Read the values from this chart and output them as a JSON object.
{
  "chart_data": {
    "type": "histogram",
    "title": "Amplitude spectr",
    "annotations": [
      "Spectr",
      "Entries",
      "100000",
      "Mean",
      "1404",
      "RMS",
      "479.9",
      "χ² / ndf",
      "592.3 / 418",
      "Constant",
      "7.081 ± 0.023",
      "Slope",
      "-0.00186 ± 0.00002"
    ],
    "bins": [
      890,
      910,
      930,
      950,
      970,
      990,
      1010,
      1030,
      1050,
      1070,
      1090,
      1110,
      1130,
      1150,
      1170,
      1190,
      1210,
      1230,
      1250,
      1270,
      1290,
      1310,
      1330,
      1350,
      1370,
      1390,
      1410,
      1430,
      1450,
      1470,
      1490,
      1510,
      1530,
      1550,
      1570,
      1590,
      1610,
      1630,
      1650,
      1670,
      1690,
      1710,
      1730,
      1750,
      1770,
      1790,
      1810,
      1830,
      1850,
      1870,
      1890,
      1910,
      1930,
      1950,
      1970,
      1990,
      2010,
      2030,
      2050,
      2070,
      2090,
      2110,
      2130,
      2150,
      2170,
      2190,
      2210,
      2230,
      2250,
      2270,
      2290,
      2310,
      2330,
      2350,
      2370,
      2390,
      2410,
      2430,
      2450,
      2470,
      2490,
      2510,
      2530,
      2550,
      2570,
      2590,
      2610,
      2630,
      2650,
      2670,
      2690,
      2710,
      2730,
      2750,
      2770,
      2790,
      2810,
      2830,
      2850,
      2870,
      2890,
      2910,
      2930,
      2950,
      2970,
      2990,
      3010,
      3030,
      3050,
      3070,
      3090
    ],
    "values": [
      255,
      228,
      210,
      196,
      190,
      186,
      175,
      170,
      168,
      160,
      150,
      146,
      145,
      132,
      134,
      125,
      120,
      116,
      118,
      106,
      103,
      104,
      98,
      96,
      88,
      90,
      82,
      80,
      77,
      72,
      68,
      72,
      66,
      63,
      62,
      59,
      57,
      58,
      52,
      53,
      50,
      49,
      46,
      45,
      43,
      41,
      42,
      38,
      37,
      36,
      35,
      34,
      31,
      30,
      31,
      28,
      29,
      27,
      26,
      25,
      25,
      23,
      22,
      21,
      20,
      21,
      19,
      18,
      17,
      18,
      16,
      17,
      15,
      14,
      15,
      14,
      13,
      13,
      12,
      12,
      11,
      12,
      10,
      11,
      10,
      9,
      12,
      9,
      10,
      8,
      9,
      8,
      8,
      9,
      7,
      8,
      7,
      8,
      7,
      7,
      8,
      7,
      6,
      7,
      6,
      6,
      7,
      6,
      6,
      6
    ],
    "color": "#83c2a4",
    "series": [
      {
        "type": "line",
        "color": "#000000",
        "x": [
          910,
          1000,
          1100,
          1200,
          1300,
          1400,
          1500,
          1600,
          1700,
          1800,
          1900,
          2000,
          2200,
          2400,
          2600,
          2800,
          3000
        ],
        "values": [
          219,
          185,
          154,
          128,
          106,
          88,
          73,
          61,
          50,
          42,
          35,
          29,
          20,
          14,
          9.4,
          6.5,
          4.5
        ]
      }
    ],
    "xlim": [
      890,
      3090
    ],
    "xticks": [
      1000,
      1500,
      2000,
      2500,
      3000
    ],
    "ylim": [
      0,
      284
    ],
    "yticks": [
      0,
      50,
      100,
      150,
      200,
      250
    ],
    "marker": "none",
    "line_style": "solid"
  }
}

# # # # #

Stated task |
Extract all of the data exactly as written.

The solution |
Read the values from this chart and output them as a JSON object.
{
  "chart_data": {
    "type": "histogram",
    "title": "Amplitude spectr",
    "annotations": [
      "Spectr",
      "Entries",
      "100000",
      "Mean",
      "1404",
      "RMS",
      "479.9",
      "χ² / ndf",
      "592.3 / 418",
      "Constant",
      "7.081 ± 0.023",
      "Slope",
      "-0.00186 ± 0.00002"
    ],
    "bins": [
      890,
      910,
      930,
      950,
      970,
      990,
      1010,
      1030,
      1050,
      1070,
      1090,
      1110,
      1130,
      1150,
      1170,
      1190,
      1210,
      1230,
      1250,
      1270,
      1290,
      1310,
      1330,
      1350,
      1370,
      1390,
      1410,
      1430,
      1450,
      1470,
      1490,
      1510,
      1530,
      1550,
      1570,
      1590,
      1610,
      1630,
      1650,
      1670,
      1690,
      1710,
      1730,
      1750,
      1770,
      1790,
      1810,
      1830,
      1850,
      1870,
      1890,
      1910,
      1930,
      1950,
      1970,
      1990,
      2010,
      2030,
      2050,
      2070,
      2090,
      2110,
      2130,
      2150,
      2170,
      2190,
      2210,
      2230,
      2250,
      2270,
      2290,
      2310,
      2330,
      2350,
      2370,
      2390,
      2410,
      2430,
      2450,
      2470,
      2490,
      2510,
      2530,
      2550,
      2570,
      2590,
      2610,
      2630,
      2650,
      2670,
      2690,
      2710,
      2730,
      2750,
      2770,
      2790,
      2810,
      2830,
      2850,
      2870,
      2890,
      2910,
      2930,
      2950,
      2970,
      2990,
      3010,
      3030,
      3050,
      3070,
      3090
    ],
    "values": [
      255,
      228,
      210,
      196,
      190,
      186,
      175,
      170,
      168,
      160,
      150,
      146,
      145,
      132,
      134,
      125,
      120,
      116,
      118,
      106,
      103,
      104,
      98,
      96,
      88,
      90,
      82,
      80,
      77,
      72,
      68,
      72,
      66,
      63,
      62,
      59,
      57,
      58,
      52,
      53,
      50,
      49,
      46,
      45,
      43,
      41,
      42,
      38,
      37,
      36,
      35,
      34,
      31,
      30,
      31,
      28,
      29,
      27,
      26,
      25,
      25,
      23,
      22,
      21,
      20,
      21,
      19,
      18,
      17,
      18,
      16,
      17,
      15,
      14,
      15,
      14,
      13,
      13,
      12,
      12,
      11,
      12,
      10,
      11,
      10,
      9,
      12,
      9,
      10,
      8,
      9,
      8,
      8,
      9,
      7,
      8,
      7,
      8,
      7,
      7,
      8,
      7,
      6,
      7,
      6,
      6,
      7,
      6,
      6,
      6
    ],
    "color": "#83c2a4",
    "series": [
      {
        "type": "line",
        "color": "#000000",
        "x": [
          910,
          1000,
          1100,
          1200,
          1300,
          1400,
          1500,
          1600,
          1700,
          1800,
          1900,
          2000,
          2200,
          2400,
          2600,
          2800,
          3000
        ],
        "values": [
          219,
          185,
          154,
          128,
          106,
          88,
          73,
          61,
          50,
          42,
          35,
          29,
          20,
          14,
          9.4,
          6.5,
          4.5
        ]
      }
    ],
    "xlim": [
      890,
      3090
    ],
    "xticks": [
      1000,
      1500,
      2000,
      2500,
      3000
    ],
    "ylim": [
      0,
      284
    ],
    "yticks": [
      0,
      50,
      100,
      150,
      200,
      250
    ],
    "marker": "none",
    "line_style": "solid"
  }
}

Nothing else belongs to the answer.